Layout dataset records
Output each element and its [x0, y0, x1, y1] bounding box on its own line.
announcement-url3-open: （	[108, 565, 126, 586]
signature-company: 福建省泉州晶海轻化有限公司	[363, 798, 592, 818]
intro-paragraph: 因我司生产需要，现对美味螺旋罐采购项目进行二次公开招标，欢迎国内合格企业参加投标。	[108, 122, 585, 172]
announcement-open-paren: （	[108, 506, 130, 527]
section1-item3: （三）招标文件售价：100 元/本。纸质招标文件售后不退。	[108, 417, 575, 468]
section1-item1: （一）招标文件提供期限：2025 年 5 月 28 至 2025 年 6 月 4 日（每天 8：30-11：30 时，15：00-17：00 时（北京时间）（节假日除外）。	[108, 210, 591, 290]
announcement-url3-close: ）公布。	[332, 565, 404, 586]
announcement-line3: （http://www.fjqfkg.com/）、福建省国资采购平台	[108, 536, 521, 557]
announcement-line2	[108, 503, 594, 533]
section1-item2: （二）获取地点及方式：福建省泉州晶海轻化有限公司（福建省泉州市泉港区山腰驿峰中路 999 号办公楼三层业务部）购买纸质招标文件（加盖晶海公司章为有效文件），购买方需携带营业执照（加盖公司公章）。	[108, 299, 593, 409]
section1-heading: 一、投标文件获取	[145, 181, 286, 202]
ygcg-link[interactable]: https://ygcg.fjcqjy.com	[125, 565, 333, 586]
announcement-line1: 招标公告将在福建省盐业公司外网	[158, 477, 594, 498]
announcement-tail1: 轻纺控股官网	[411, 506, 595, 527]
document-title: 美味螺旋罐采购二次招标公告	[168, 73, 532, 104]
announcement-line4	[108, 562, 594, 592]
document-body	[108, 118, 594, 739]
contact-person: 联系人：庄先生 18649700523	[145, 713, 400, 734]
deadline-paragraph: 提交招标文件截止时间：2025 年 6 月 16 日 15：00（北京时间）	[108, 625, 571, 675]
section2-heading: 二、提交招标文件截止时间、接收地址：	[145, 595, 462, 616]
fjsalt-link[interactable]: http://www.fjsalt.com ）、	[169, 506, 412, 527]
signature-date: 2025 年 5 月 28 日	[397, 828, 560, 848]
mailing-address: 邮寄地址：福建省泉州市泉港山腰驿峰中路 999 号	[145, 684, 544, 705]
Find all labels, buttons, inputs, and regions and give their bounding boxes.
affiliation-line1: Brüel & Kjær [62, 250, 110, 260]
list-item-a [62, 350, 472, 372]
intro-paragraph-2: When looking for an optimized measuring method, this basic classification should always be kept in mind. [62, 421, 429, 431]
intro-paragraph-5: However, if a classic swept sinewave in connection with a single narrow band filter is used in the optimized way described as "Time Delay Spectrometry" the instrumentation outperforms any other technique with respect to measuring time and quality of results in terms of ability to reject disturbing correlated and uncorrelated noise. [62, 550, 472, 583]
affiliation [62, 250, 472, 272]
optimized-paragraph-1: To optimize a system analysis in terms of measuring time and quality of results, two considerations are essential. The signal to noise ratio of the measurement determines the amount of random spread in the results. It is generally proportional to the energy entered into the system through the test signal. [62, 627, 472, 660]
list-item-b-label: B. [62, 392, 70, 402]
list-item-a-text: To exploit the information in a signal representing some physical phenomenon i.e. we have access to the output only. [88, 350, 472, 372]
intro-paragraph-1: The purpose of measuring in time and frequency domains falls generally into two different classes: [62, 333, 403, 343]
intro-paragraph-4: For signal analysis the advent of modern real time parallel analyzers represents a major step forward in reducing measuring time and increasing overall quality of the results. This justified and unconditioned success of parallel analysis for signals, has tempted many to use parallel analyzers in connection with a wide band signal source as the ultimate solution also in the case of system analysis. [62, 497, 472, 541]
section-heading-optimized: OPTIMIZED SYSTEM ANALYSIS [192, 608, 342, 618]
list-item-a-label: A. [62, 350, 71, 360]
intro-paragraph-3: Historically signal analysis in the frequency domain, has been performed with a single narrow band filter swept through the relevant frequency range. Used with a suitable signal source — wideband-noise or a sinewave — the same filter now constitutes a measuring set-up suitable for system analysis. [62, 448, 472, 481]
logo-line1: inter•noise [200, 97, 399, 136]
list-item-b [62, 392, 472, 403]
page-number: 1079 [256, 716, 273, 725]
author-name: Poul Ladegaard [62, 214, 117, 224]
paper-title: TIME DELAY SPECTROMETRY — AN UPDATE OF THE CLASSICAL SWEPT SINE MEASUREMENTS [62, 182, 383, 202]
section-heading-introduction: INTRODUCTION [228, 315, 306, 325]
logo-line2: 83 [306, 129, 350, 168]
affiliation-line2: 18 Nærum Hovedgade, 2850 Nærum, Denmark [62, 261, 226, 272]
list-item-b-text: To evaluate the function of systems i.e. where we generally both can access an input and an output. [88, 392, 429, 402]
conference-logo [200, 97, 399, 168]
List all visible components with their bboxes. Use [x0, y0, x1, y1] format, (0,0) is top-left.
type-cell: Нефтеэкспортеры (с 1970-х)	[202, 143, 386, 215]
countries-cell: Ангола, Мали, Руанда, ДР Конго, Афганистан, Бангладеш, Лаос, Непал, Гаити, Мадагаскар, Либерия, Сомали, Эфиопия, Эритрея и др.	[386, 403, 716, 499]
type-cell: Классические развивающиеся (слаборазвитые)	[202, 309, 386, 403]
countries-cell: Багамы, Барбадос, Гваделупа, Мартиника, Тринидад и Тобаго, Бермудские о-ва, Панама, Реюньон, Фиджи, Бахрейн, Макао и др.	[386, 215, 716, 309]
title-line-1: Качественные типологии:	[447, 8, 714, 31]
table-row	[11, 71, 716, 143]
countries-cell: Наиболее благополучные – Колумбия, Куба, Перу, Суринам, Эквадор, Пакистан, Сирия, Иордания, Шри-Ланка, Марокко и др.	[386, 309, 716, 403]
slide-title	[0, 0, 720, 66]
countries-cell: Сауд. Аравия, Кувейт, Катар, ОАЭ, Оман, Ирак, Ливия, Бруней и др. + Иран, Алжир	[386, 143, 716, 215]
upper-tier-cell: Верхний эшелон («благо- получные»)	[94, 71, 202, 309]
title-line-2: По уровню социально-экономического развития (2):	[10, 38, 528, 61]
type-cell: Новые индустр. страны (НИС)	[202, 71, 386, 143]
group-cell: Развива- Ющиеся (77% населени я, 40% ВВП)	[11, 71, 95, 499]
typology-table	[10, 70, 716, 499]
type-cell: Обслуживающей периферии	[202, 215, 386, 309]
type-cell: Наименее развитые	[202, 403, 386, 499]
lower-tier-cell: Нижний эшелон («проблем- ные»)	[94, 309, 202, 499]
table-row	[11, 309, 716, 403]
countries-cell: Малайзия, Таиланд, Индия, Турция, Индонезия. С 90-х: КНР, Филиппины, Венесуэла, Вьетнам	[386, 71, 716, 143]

Task requirements :: Throughout the records, change "countries-cell" to "country-list" and reproduce the lines with everything else unchanged.

Response to this exercise ::
Output each element and its [x0, y0, x1, y1] bounding box on its own line.
announcement-url3-open: （	[108, 565, 126, 586]
signature-company: 福建省泉州晶海轻化有限公司	[363, 798, 592, 818]
intro-paragraph: 因我司生产需要，现对美味螺旋罐采购项目进行二次公开招标，欢迎国内合格企业参加投标。	[108, 122, 585, 172]
announcement-open-paren: （	[108, 506, 130, 527]
section1-item3: （三）招标文件售价：100 元/本。纸质招标文件售后不退。	[108, 417, 575, 468]
section1-item1: （一）招标文件提供期限：2025 年 5 月 28 至 2025 年 6 月 4 日（每天 8：30-11：30 时，15：00-17：00 时（北京时间）（节假日除外）。	[108, 210, 591, 290]
announcement-url3-close: ）公布。	[332, 565, 404, 586]
announcement-line3: （http://www.fjqfkg.com/）、福建省国资采购平台	[108, 536, 521, 557]
announcement-line2	[108, 503, 594, 533]
section1-item2: （二）获取地点及方式：福建省泉州晶海轻化有限公司（福建省泉州市泉港区山腰驿峰中路 999 号办公楼三层业务部）购买纸质招标文件（加盖晶海公司章为有效文件），购买方需携带营业执照（加盖公司公章）。	[108, 299, 593, 409]
section1-heading: 一、投标文件获取	[145, 181, 286, 202]
ygcg-link[interactable]: https://ygcg.fjcqjy.com	[125, 565, 333, 586]
announcement-line1: 招标公告将在福建省盐业公司外网	[158, 477, 594, 498]
announcement-tail1: 轻纺控股官网	[411, 506, 595, 527]
document-title: 美味螺旋罐采购二次招标公告	[168, 73, 532, 104]
announcement-line4	[108, 562, 594, 592]
document-body	[108, 118, 594, 739]
contact-person: 联系人：庄先生 18649700523	[145, 713, 400, 734]
deadline-paragraph: 提交招标文件截止时间：2025 年 6 月 16 日 15：00（北京时间）	[108, 625, 571, 675]
section2-heading: 二、提交招标文件截止时间、接收地址：	[145, 595, 462, 616]
fjsalt-link[interactable]: http://www.fjsalt.com ）、	[169, 506, 412, 527]
signature-date: 2025 年 5 月 28 日	[397, 828, 560, 848]
mailing-address: 邮寄地址：福建省泉州市泉港山腰驿峰中路 999 号	[145, 684, 544, 705]
Find all labels, buttons, inputs, and regions and give their bounding boxes.
affiliation-line1: Brüel & Kjær [62, 250, 110, 260]
list-item-a [62, 350, 472, 372]
intro-paragraph-2: When looking for an optimized measuring method, this basic classification should always be kept in mind. [62, 421, 429, 431]
intro-paragraph-5: However, if a classic swept sinewave in connection with a single narrow band filter is used in the optimized way described as "Time Delay Spectrometry" the instrumentation outperforms any other technique with respect to measuring time and quality of results in terms of ability to reject disturbing correlated and uncorrelated noise. [62, 550, 472, 583]
affiliation [62, 250, 472, 272]
optimized-paragraph-1: To optimize a system analysis in terms of measuring time and quality of results, two considerations are essential. The signal to noise ratio of the measurement determines the amount of random spread in the results. It is generally proportional to the energy entered into the system through the test signal. [62, 627, 472, 660]
list-item-b-label: B. [62, 392, 70, 402]
list-item-a-text: To exploit the information in a signal representing some physical phenomenon i.e. we have access to the output only. [88, 350, 472, 372]
intro-paragraph-1: The purpose of measuring in time and frequency domains falls generally into two different classes: [62, 333, 403, 343]
intro-paragraph-4: For signal analysis the advent of modern real time parallel analyzers represents a major step forward in reducing measuring time and increasing overall quality of the results. This justified and unconditioned success of parallel analysis for signals, has tempted many to use parallel analyzers in connection with a wide band signal source as the ultimate solution also in the case of system analysis. [62, 497, 472, 541]
section-heading-optimized: OPTIMIZED SYSTEM ANALYSIS [192, 608, 342, 618]
list-item-a-label: A. [62, 350, 71, 360]
intro-paragraph-3: Historically signal analysis in the frequency domain, has been performed with a single narrow band filter swept through the relevant frequency range. Used with a suitable signal source — wideband-noise or a sinewave — the same filter now constitutes a measuring set-up suitable for system analysis. [62, 448, 472, 481]
logo-line1: inter•noise [200, 97, 399, 136]
list-item-b [62, 392, 472, 403]
page-number: 1079 [256, 716, 273, 725]
author-name: Poul Ladegaard [62, 214, 117, 224]
paper-title: TIME DELAY SPECTROMETRY — AN UPDATE OF THE CLASSICAL SWEPT SINE MEASUREMENTS [62, 182, 383, 202]
section-heading-introduction: INTRODUCTION [228, 315, 306, 325]
logo-line2: 83 [306, 129, 350, 168]
affiliation-line2: 18 Nærum Hovedgade, 2850 Nærum, Denmark [62, 261, 226, 272]
list-item-b-text: To evaluate the function of systems i.e. where we generally both can access an input and an output. [88, 392, 429, 402]
conference-logo [200, 97, 399, 168]
List all visible components with their bboxes. Use [x0, y0, x1, y1] format, (0,0) is top-left.
type-cell: Нефтеэкспортеры (с 1970-х)	[202, 143, 386, 215]
country-list: Ангола, Мали, Руанда, ДР Конго, Афганистан, Бангладеш, Лаос, Непал, Гаити, Мадагаскар, Либерия, Сомали, Эфиопия, Эритрея и др.	[386, 403, 716, 499]
type-cell: Классические развивающиеся (слаборазвитые)	[202, 309, 386, 403]
country-list: Багамы, Барбадос, Гваделупа, Мартиника, Тринидад и Тобаго, Бермудские о-ва, Панама, Реюньон, Фиджи, Бахрейн, Макао и др.	[386, 215, 716, 309]
title-line-1: Качественные типологии:	[447, 8, 714, 31]
table-row	[11, 71, 716, 143]
country-list: Наиболее благополучные – Колумбия, Куба, Перу, Суринам, Эквадор, Пакистан, Сирия, Иордания, Шри-Ланка, Марокко и др.	[386, 309, 716, 403]
slide-title	[0, 0, 720, 66]
country-list: Сауд. Аравия, Кувейт, Катар, ОАЭ, Оман, Ирак, Ливия, Бруней и др. + Иран, Алжир	[386, 143, 716, 215]
upper-tier-cell: Верхний эшелон («благо- получные»)	[94, 71, 202, 309]
title-line-2: По уровню социально-экономического развития (2):	[10, 38, 528, 61]
type-cell: Новые индустр. страны (НИС)	[202, 71, 386, 143]
group-cell: Развива- Ющиеся (77% населени я, 40% ВВП)	[11, 71, 95, 499]
typology-table	[10, 70, 716, 499]
type-cell: Обслуживающей периферии	[202, 215, 386, 309]
type-cell: Наименее развитые	[202, 403, 386, 499]
lower-tier-cell: Нижний эшелон («проблем- ные»)	[94, 309, 202, 499]
table-row	[11, 309, 716, 403]
country-list: Малайзия, Таиланд, Индия, Турция, Индонезия. С 90-х: КНР, Филиппины, Венесуэла, Вьетнам	[386, 71, 716, 143]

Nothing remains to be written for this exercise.